_WHAT TO WORK ON_: Exactly repeat the full listing that follows.

* * * *

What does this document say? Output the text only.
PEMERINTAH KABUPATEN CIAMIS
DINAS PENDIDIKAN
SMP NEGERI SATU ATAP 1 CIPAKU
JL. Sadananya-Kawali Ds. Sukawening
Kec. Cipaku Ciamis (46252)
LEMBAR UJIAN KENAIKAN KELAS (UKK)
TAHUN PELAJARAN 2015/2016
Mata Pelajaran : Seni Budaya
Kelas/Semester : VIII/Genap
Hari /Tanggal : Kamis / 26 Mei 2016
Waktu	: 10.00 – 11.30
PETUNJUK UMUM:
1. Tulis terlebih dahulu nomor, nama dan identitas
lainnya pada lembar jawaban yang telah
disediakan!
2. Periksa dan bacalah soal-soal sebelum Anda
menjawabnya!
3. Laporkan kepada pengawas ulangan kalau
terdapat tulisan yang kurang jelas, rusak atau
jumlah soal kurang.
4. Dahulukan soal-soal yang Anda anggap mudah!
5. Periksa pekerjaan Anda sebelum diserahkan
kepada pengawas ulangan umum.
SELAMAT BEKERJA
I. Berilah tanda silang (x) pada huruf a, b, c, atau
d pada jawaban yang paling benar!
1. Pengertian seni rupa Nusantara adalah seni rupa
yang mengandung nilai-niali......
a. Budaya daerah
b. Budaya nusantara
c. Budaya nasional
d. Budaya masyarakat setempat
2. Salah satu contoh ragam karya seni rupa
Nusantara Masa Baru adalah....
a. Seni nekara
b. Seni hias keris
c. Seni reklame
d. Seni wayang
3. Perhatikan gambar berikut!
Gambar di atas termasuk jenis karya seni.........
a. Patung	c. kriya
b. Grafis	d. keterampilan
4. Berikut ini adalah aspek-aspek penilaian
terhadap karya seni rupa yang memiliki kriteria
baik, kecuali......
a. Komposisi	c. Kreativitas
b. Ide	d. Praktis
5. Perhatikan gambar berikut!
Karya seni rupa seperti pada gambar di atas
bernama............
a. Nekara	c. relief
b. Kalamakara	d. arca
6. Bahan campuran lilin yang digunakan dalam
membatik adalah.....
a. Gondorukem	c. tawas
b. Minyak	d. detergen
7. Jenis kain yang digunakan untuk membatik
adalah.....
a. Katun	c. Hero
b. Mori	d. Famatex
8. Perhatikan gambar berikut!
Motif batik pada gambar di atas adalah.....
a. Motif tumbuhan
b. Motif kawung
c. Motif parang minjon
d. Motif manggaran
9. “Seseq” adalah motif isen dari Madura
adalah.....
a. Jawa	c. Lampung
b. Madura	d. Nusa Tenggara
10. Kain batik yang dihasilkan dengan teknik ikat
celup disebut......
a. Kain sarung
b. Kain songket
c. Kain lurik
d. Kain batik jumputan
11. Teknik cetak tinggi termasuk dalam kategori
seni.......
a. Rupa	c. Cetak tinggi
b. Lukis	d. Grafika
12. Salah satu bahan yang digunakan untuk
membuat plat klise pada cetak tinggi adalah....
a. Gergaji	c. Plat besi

* * * *

_WRITTEN RESPONSE_:
What does this document say? Output the text only.
PEMERINTAH KABUPATEN CIAMIS
DINAS PENDIDIKAN
SMP NEGERI SATU ATAP 1 CIPAKU
JL. Sadananya-Kawali Ds. Sukawening
Kec. Cipaku Ciamis (46252)
LEMBAR UJIAN KENAIKAN KELAS (UKK)
TAHUN PELAJARAN 2015/2016
Mata Pelajaran : Seni Budaya
Kelas/Semester : VIII/Genap
Hari /Tanggal : Kamis / 26 Mei 2016
Waktu	: 10.00 – 11.30
PETUNJUK UMUM:
1. Tulis terlebih dahulu nomor, nama dan identitas
lainnya pada lembar jawaban yang telah
disediakan!
2. Periksa dan bacalah soal-soal sebelum Anda
menjawabnya!
3. Laporkan kepada pengawas ulangan kalau
terdapat tulisan yang kurang jelas, rusak atau
jumlah soal kurang.
4. Dahulukan soal-soal yang Anda anggap mudah!
5. Periksa pekerjaan Anda sebelum diserahkan
kepada pengawas ulangan umum.
SELAMAT BEKERJA
I. Berilah tanda silang (x) pada huruf a, b, c, atau
d pada jawaban yang paling benar!
1. Pengertian seni rupa Nusantara adalah seni rupa
yang mengandung nilai-niali......
a. Budaya daerah
b. Budaya nusantara
c. Budaya nasional
d. Budaya masyarakat setempat
2. Salah satu contoh ragam karya seni rupa
Nusantara Masa Baru adalah....
a. Seni nekara
b. Seni hias keris
c. Seni reklame
d. Seni wayang
3. Perhatikan gambar berikut!
Gambar di atas termasuk jenis karya seni.........
a. Patung	c. kriya
b. Grafis	d. keterampilan
4. Berikut ini adalah aspek-aspek penilaian
terhadap karya seni rupa yang memiliki kriteria
baik, kecuali......
a. Komposisi	c. Kreativitas
b. Ide	d. Praktis
5. Perhatikan gambar berikut!
Karya seni rupa seperti pada gambar di atas
bernama............
a. Nekara	c. relief
b. Kalamakara	d. arca
6. Bahan campuran lilin yang digunakan dalam
membatik adalah.....
a. Gondorukem	c. tawas
b. Minyak	d. detergen
7. Jenis kain yang digunakan untuk membatik
adalah.....
a. Katun	c. Hero
b. Mori	d. Famatex
8. Perhatikan gambar berikut!
Motif batik pada gambar di atas adalah.....
a. Motif tumbuhan
b. Motif kawung
c. Motif parang minjon
d. Motif manggaran
9. “Seseq” adalah motif isen dari Madura
adalah.....
a. Jawa	c. Lampung
b. Madura	d. Nusa Tenggara
10. Kain batik yang dihasilkan dengan teknik ikat
celup disebut......
a. Kain sarung
b. Kain songket
c. Kain lurik
d. Kain batik jumputan
11. Teknik cetak tinggi termasuk dalam kategori
seni.......
a. Rupa	c. Cetak tinggi
b. Lukis	d. Grafika
12. Salah satu bahan yang digunakan untuk
membuat plat klise pada cetak tinggi adalah....
a. Gergaji	c. Plat besi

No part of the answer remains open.